▸ **Labeled region entries**
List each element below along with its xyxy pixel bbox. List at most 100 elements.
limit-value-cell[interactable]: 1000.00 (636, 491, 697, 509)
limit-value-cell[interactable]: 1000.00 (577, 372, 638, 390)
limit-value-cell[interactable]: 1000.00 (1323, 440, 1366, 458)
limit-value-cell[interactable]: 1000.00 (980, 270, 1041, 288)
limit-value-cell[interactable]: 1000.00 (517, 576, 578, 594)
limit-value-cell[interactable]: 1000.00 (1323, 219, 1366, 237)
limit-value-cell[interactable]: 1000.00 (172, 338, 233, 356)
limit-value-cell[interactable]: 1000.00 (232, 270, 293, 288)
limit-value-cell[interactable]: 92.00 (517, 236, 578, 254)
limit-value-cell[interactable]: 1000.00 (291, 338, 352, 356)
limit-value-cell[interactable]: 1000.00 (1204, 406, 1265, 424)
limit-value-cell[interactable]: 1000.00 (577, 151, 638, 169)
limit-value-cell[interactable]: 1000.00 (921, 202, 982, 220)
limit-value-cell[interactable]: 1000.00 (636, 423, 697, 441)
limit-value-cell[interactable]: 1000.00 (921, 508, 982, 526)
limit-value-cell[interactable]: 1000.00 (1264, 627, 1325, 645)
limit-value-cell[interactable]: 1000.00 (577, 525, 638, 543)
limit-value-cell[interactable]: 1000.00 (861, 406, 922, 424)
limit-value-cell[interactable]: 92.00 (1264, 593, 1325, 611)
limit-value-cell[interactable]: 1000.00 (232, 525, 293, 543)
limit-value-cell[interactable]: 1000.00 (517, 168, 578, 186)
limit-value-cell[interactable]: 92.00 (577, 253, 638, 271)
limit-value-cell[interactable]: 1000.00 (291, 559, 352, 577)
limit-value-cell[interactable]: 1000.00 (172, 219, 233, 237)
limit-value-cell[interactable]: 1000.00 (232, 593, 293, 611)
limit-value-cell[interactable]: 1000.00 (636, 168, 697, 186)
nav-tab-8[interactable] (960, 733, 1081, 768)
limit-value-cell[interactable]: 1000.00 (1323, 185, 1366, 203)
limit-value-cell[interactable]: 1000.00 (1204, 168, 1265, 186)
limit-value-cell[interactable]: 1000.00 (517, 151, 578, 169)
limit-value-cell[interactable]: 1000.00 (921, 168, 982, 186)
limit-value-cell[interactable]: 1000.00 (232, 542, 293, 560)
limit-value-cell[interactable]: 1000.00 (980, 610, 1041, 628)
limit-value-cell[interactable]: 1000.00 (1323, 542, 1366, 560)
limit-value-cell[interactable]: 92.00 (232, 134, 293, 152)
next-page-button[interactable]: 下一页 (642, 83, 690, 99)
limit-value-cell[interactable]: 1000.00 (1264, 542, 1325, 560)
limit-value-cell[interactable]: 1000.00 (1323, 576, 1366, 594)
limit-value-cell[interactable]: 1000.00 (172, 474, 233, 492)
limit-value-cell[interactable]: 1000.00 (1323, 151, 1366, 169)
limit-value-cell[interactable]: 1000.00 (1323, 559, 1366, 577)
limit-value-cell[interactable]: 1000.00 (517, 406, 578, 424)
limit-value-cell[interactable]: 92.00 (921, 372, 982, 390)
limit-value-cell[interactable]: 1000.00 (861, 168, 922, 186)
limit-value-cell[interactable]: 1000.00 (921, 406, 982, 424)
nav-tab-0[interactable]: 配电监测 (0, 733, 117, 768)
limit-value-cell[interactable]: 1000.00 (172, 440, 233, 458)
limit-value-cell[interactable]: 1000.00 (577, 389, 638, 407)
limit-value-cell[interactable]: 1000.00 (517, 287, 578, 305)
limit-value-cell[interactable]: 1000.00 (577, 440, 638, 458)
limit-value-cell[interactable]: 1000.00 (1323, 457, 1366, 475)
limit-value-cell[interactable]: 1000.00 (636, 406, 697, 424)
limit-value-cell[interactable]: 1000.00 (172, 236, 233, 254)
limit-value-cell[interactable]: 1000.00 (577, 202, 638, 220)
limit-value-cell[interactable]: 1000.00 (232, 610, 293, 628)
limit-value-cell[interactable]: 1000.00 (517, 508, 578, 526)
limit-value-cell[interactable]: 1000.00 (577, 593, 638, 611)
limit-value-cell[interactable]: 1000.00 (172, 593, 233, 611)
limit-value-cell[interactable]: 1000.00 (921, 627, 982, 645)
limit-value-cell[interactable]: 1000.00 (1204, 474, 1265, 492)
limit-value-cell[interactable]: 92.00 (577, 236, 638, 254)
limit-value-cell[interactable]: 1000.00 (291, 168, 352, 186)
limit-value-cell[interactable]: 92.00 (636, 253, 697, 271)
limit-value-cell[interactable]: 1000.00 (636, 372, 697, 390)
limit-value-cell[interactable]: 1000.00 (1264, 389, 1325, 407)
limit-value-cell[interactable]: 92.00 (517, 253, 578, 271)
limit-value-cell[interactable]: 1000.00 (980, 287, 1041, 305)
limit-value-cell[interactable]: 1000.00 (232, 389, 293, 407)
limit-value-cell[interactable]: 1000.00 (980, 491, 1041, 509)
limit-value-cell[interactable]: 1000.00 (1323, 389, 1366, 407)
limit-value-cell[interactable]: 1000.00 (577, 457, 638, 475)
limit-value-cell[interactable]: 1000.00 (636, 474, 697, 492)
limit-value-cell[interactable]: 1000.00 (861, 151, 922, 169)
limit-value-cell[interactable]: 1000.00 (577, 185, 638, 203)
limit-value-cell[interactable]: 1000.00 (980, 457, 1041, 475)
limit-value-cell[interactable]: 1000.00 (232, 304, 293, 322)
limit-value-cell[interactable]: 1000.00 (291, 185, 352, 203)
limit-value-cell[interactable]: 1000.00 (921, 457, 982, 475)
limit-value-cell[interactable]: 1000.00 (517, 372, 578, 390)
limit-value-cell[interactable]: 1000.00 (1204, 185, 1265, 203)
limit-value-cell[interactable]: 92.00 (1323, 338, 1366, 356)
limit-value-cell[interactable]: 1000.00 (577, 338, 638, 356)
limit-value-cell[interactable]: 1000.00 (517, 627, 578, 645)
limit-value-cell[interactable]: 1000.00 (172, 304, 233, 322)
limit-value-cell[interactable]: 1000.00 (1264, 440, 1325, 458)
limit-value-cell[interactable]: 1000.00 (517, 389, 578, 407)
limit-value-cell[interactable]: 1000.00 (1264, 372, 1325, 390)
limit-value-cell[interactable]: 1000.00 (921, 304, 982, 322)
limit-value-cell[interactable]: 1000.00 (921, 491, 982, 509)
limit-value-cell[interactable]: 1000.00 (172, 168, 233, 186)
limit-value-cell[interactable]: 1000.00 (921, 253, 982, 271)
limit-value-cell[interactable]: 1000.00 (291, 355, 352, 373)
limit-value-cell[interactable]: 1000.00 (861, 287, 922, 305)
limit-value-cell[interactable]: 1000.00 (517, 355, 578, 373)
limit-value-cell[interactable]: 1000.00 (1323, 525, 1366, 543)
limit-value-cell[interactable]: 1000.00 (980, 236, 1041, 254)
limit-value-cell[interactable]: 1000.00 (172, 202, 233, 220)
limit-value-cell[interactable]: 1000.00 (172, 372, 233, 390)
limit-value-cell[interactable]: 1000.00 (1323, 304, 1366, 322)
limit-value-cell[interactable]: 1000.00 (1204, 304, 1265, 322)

* * *

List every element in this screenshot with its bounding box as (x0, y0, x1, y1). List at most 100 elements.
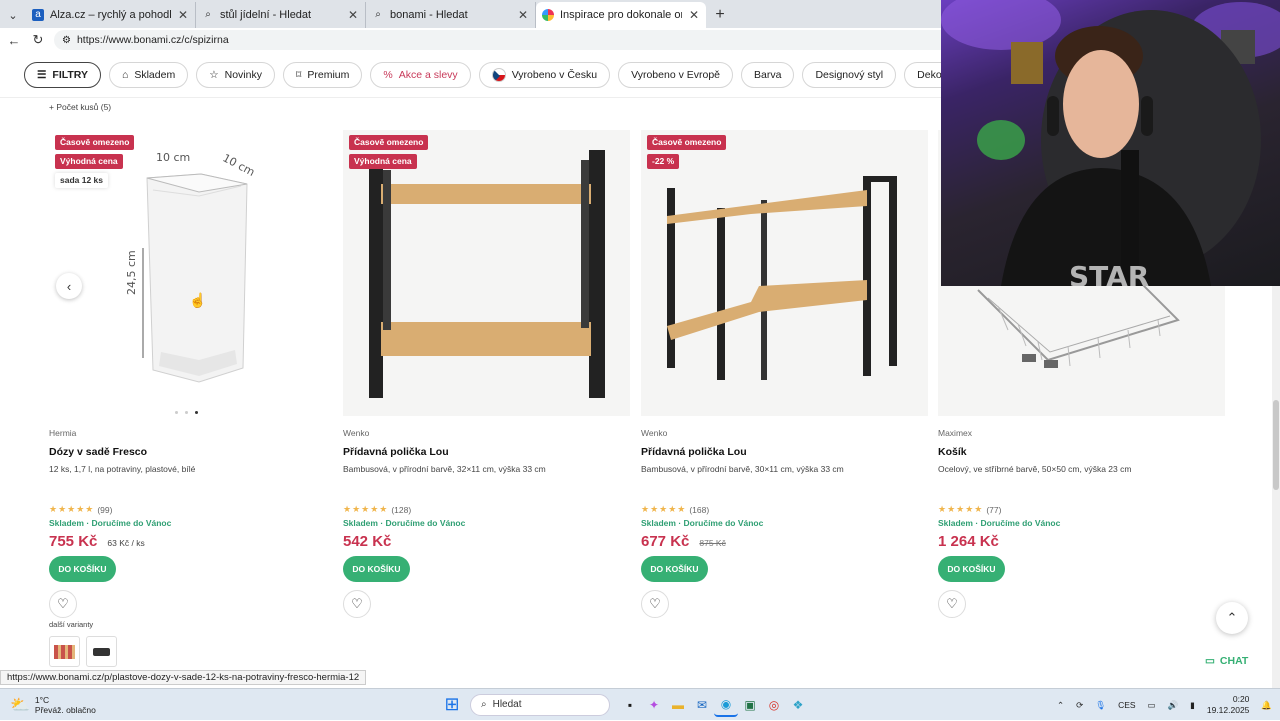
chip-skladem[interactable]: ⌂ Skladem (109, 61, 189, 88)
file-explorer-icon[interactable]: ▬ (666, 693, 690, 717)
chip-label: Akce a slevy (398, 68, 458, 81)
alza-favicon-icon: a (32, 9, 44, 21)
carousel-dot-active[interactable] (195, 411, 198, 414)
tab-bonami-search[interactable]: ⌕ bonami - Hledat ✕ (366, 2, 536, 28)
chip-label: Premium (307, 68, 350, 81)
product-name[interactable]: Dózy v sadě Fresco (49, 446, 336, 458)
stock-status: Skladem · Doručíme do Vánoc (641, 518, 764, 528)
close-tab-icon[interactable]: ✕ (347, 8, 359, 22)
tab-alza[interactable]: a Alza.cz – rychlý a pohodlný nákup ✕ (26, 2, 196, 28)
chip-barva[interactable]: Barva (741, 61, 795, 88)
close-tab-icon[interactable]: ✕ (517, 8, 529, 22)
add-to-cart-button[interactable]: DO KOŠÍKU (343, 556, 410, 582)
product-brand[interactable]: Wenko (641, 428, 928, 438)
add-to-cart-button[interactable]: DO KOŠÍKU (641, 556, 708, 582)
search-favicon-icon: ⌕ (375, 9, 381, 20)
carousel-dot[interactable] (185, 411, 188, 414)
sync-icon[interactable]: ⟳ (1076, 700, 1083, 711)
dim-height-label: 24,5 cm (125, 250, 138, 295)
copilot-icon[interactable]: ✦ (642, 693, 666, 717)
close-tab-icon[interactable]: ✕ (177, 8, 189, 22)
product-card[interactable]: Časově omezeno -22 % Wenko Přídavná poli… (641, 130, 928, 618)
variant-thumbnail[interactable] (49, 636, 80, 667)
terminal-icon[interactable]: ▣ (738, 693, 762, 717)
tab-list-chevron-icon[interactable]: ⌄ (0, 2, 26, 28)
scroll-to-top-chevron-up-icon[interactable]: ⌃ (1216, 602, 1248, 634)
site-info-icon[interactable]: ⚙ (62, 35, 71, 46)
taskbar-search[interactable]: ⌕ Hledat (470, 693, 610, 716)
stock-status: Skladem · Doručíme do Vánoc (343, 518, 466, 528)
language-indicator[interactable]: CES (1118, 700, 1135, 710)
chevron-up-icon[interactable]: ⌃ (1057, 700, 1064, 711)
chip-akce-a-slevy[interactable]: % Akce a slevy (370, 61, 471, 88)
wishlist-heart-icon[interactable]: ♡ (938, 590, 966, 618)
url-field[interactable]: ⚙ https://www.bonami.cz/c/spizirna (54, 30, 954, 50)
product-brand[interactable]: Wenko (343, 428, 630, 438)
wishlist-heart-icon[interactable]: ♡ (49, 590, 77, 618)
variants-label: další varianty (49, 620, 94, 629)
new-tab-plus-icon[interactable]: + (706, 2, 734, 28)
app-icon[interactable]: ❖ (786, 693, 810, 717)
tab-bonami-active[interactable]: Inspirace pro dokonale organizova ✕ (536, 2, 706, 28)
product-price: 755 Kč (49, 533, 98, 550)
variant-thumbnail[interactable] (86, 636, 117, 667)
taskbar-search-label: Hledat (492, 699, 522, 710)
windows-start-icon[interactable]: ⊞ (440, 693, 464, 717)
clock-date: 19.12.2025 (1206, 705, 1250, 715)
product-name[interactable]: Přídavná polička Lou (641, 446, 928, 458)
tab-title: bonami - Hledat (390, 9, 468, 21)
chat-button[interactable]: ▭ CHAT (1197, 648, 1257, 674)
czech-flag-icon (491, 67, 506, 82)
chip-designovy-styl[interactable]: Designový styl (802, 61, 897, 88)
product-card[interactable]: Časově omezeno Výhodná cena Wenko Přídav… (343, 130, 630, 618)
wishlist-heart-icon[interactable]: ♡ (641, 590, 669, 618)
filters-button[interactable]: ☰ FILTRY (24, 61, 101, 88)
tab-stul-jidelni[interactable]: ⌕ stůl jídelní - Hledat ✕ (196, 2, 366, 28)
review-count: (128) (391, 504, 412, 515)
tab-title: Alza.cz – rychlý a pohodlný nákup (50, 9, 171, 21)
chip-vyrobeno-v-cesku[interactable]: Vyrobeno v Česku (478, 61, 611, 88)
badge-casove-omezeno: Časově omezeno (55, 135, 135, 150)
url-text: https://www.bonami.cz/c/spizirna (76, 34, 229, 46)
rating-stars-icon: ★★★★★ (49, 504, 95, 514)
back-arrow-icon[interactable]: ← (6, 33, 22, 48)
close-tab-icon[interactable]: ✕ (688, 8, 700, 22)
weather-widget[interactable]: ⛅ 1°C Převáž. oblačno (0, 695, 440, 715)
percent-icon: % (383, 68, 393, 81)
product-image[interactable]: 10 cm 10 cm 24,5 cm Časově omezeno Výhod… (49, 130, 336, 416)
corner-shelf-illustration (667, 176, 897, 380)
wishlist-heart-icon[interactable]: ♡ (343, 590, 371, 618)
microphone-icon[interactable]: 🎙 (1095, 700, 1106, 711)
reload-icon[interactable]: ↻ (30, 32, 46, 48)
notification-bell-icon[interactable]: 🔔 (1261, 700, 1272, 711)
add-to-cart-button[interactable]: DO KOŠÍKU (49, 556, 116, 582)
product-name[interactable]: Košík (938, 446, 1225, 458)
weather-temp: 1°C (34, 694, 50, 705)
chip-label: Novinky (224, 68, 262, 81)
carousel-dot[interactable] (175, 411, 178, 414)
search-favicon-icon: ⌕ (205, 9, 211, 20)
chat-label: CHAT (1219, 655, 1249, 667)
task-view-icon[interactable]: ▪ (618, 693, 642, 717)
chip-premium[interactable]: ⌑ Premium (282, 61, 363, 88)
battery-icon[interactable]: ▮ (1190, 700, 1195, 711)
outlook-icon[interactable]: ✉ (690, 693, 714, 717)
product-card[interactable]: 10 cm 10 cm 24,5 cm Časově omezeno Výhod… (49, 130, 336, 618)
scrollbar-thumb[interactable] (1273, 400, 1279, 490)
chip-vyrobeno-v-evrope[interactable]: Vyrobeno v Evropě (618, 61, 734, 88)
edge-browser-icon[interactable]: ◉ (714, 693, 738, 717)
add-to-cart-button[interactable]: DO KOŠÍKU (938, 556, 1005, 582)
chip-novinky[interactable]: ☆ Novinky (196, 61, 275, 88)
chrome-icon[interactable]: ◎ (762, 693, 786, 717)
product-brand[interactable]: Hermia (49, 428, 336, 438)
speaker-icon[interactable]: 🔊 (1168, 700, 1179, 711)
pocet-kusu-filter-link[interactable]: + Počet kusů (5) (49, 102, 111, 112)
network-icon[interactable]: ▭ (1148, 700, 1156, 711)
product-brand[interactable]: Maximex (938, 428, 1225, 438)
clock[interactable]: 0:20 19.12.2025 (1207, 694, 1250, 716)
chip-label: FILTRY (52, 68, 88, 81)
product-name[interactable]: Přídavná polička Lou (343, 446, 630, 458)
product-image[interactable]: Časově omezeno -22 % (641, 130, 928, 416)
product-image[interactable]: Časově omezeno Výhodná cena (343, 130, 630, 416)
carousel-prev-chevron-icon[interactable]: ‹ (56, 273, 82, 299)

▸ **Requirement**
Repeat the part of the records that opens with the line containing "List each element" and closes with the line containing "limit-value-cell[interactable]: 1000.00 (980, 610, 1041, 628)", copying each line without changes.

▸ **Solution to the problem**
List each element below along with its xyxy pixel bbox. List at most 100 elements.
limit-value-cell[interactable]: 1000.00 (636, 491, 697, 509)
limit-value-cell[interactable]: 1000.00 (577, 372, 638, 390)
limit-value-cell[interactable]: 1000.00 (1323, 440, 1366, 458)
limit-value-cell[interactable]: 1000.00 (980, 270, 1041, 288)
limit-value-cell[interactable]: 1000.00 (517, 576, 578, 594)
limit-value-cell[interactable]: 1000.00 (1323, 219, 1366, 237)
limit-value-cell[interactable]: 1000.00 (172, 338, 233, 356)
limit-value-cell[interactable]: 1000.00 (232, 270, 293, 288)
limit-value-cell[interactable]: 92.00 (517, 236, 578, 254)
limit-value-cell[interactable]: 1000.00 (291, 338, 352, 356)
limit-value-cell[interactable]: 1000.00 (1204, 406, 1265, 424)
limit-value-cell[interactable]: 1000.00 (577, 151, 638, 169)
limit-value-cell[interactable]: 1000.00 (921, 202, 982, 220)
limit-value-cell[interactable]: 1000.00 (636, 423, 697, 441)
limit-value-cell[interactable]: 1000.00 (921, 508, 982, 526)
limit-value-cell[interactable]: 1000.00 (1264, 627, 1325, 645)
limit-value-cell[interactable]: 1000.00 (577, 525, 638, 543)
limit-value-cell[interactable]: 1000.00 (861, 406, 922, 424)
limit-value-cell[interactable]: 92.00 (1264, 593, 1325, 611)
limit-value-cell[interactable]: 1000.00 (232, 525, 293, 543)
limit-value-cell[interactable]: 1000.00 (517, 168, 578, 186)
limit-value-cell[interactable]: 92.00 (577, 253, 638, 271)
limit-value-cell[interactable]: 1000.00 (291, 559, 352, 577)
limit-value-cell[interactable]: 1000.00 (172, 219, 233, 237)
limit-value-cell[interactable]: 1000.00 (232, 593, 293, 611)
limit-value-cell[interactable]: 1000.00 (636, 168, 697, 186)
nav-tab-8[interactable] (960, 733, 1081, 768)
limit-value-cell[interactable]: 1000.00 (1323, 185, 1366, 203)
limit-value-cell[interactable]: 1000.00 (1204, 168, 1265, 186)
limit-value-cell[interactable]: 1000.00 (517, 151, 578, 169)
limit-value-cell[interactable]: 1000.00 (921, 168, 982, 186)
limit-value-cell[interactable]: 1000.00 (232, 542, 293, 560)
limit-value-cell[interactable]: 1000.00 (980, 610, 1041, 628)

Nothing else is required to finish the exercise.